§ What to do
All entries below need to be written out exactly, but without their pictures.

§ Exercise inputs

● ● ● ●

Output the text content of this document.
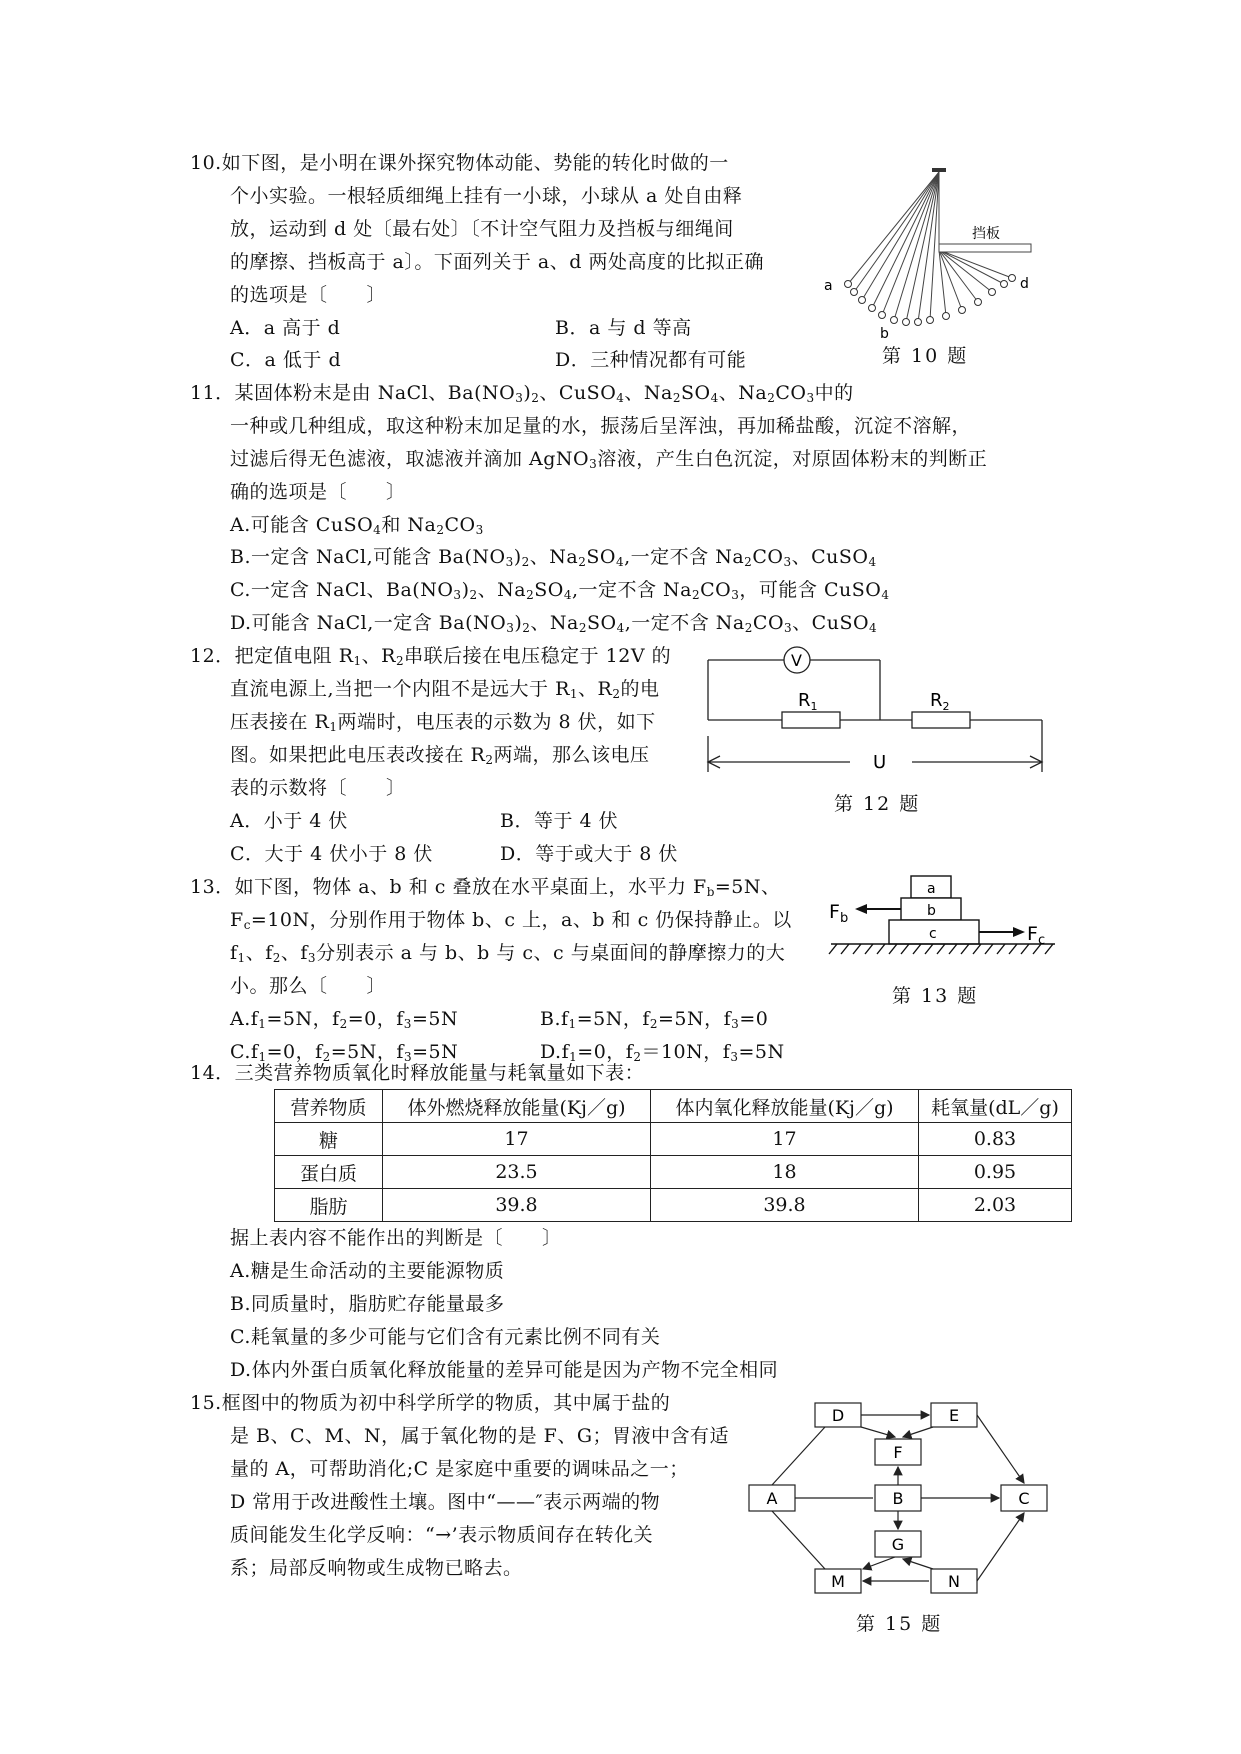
10.如下图，是小明在课外探究物体动能、势能的转化时做的一
个小实验。一根轻质细绳上挂有一小球，小球从 a 处自由释
放，运动到 d 处〔最右处〕〔不计空气阻力及挡板与细绳间
的摩擦、挡板高于 a〕。下面列关于 a、d 两处高度的比拟正确
的选项是〔　　〕
A．a 高于 d	B．a 与 d 等高
C．a 低于 d	D．三种情况都有可能
挡板
a
b
d
第 10 题
11．某固体粉末是由 NaCl、$Ba(NO_3)_2$、CuSO$_4$、$Na_2SO_4$、$Na_2CO_3$中的
一种或几种组成，取这种粉末加足量的水，振荡后呈浑浊，再加稀盐酸，沉淀不溶解，
过滤后得无色滤液，取滤液并滴加 AgNO$_3$溶液，产生白色沉淀，对原固体粉末的判断正
确的选项是〔　　〕
A.可能含 CuSO$_4$和 $Na_2CO_3$
B.一定含 NaCl,可能含 $Ba(NO_3)_2$、$Na_2SO_4$,一定不含 $Na_2CO_3$、CuSO$_4$
C.一定含 NaCl、$Ba(NO_3)_2$、$Na_2SO_4$,一定不含 $Na_2CO_3$，可能含 CuSO$_4$
D.可能含 NaCl,一定含 $Ba(NO_3)_2$、$Na_2SO_4$,一定不含 $Na_2CO_3$、CuSO$_4$
12．把定值电阻 $R_1$、$R_2$串联后接在电压稳定于 12V 的
直流电源上,当把一个内阻不是远大于 $R_1$、$R_2$的电
压表接在 $R_1$两端时，电压表的示数为 8 伏，如下
图。如果把此电压表改接在 $R_2$两端，那么该电压
表的示数将〔　　〕
A．小于 4 伏	B．等于 4 伏
C．大于 4 伏小于 8 伏	D．等于或大于 8 伏
V
$R_1$	$R_2$
U
第 12 题
13．如下图，物体 a、b 和 c 叠放在水平桌面上，水平力 $F_b=5N$、
$F_c=10N$，分别作用于物体 b、c 上，a、b 和 c 仍保持静止。以
$f_1$、$f_2$、$f_3$分别表示 a 与 b、b 与 c、c 与桌面间的静摩擦力的大
小。那么〔　　〕
$A.f_1=5N$，$f_2=0$，$f_3=5N$	$B.f_1=5N$，$f_2=5N$，$f_3=0$
$C.f_1=0$，$f_2=5N$，$f_3=5N$	$D.f_1=0$，$f_2=10N$，$f_3=5N$
a
b
c
$F_b$
$F_c$
第 13 题
14．三类营养物质氧化时释放能量与耗氧量如下表：
营养物质	体外燃烧释放能量(Kj／g)	体内氧化释放能量(Kj／g)	耗氧量(dL／g)
糖	17	17	0.83
蛋白质	23.5	18	0.95
脂肪	39.8	39.8	2.03
据上表内容不能作出的判断是〔　　〕
A.糖是生命活动的主要能源物质
B.同质量时，脂肪贮存能量最多
C.耗氧量的多少可能与它们含有元素比例不同有关
D.体内外蛋白质氧化释放能量的差异可能是因为产物不完全相同
15.框图中的物质为初中科学所学的物质，其中属于盐的
是 B、C、M、N，属于氧化物的是 F、G；胃液中含有适
量的 A，可帮助消化;C 是家庭中重要的调味品之一；
D 常用于改进酸性土壤。图中“——″表示两端的物
质间能发生化学反响：“→’表示物质间存在转化关
系；局部反响物或生成物已略去。
D	E
F
A	B	C
G
M	N
第 15 题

● ● ● ●

§ Complete answer
Output the text content of this document.
10.如下图，是小明在课外探究物体动能、势能的转化时做的一
个小实验。一根轻质细绳上挂有一小球，小球从 a 处自由释
放，运动到 d 处〔最右处〕〔不计空气阻力及挡板与细绳间
的摩擦、挡板高于 a〕。下面列关于 a、d 两处高度的比拟正确
的选项是〔　　〕
A．a 高于 d	B．a 与 d 等高
C．a 低于 d	D．三种情况都有可能
挡板
a
b
d
第 10 题
11．某固体粉末是由 NaCl、$Ba(NO_3)_2$、CuSO$_4$、$Na_2SO_4$、$Na_2CO_3$中的
一种或几种组成，取这种粉末加足量的水，振荡后呈浑浊，再加稀盐酸，沉淀不溶解，
过滤后得无色滤液，取滤液并滴加 AgNO$_3$溶液，产生白色沉淀，对原固体粉末的判断正
确的选项是〔　　〕
A.可能含 CuSO$_4$和 $Na_2CO_3$
B.一定含 NaCl,可能含 $Ba(NO_3)_2$、$Na_2SO_4$,一定不含 $Na_2CO_3$、CuSO$_4$
C.一定含 NaCl、$Ba(NO_3)_2$、$Na_2SO_4$,一定不含 $Na_2CO_3$，可能含 CuSO$_4$
D.可能含 NaCl,一定含 $Ba(NO_3)_2$、$Na_2SO_4$,一定不含 $Na_2CO_3$、CuSO$_4$
12．把定值电阻 $R_1$、$R_2$串联后接在电压稳定于 12V 的
直流电源上,当把一个内阻不是远大于 $R_1$、$R_2$的电
压表接在 $R_1$两端时，电压表的示数为 8 伏，如下
图。如果把此电压表改接在 $R_2$两端，那么该电压
表的示数将〔　　〕
A．小于 4 伏	B．等于 4 伏
C．大于 4 伏小于 8 伏	D．等于或大于 8 伏
V
$R_1$	$R_2$
U
第 12 题
13．如下图，物体 a、b 和 c 叠放在水平桌面上，水平力 $F_b=5N$、
$F_c=10N$，分别作用于物体 b、c 上，a、b 和 c 仍保持静止。以
$f_1$、$f_2$、$f_3$分别表示 a 与 b、b 与 c、c 与桌面间的静摩擦力的大
小。那么〔　　〕
$A.f_1=5N$，$f_2=0$，$f_3=5N$	$B.f_1=5N$，$f_2=5N$，$f_3=0$
$C.f_1=0$，$f_2=5N$，$f_3=5N$	$D.f_1=0$，$f_2=10N$，$f_3=5N$
a
b
c
$F_b$
$F_c$
第 13 题
14．三类营养物质氧化时释放能量与耗氧量如下表：
营养物质	体外燃烧释放能量(Kj／g)	体内氧化释放能量(Kj／g)	耗氧量(dL／g)
糖	17	17	0.83
蛋白质	23.5	18	0.95
脂肪	39.8	39.8	2.03
据上表内容不能作出的判断是〔　　〕
A.糖是生命活动的主要能源物质
B.同质量时，脂肪贮存能量最多
C.耗氧量的多少可能与它们含有元素比例不同有关
D.体内外蛋白质氧化释放能量的差异可能是因为产物不完全相同
15.框图中的物质为初中科学所学的物质，其中属于盐的
是 B、C、M、N，属于氧化物的是 F、G；胃液中含有适
量的 A，可帮助消化;C 是家庭中重要的调味品之一；
D 常用于改进酸性土壤。图中“——″表示两端的物
质间能发生化学反响：“→’表示物质间存在转化关
系；局部反响物或生成物已略去。
D	E
F
A	B	C
G
M	N
第 15 题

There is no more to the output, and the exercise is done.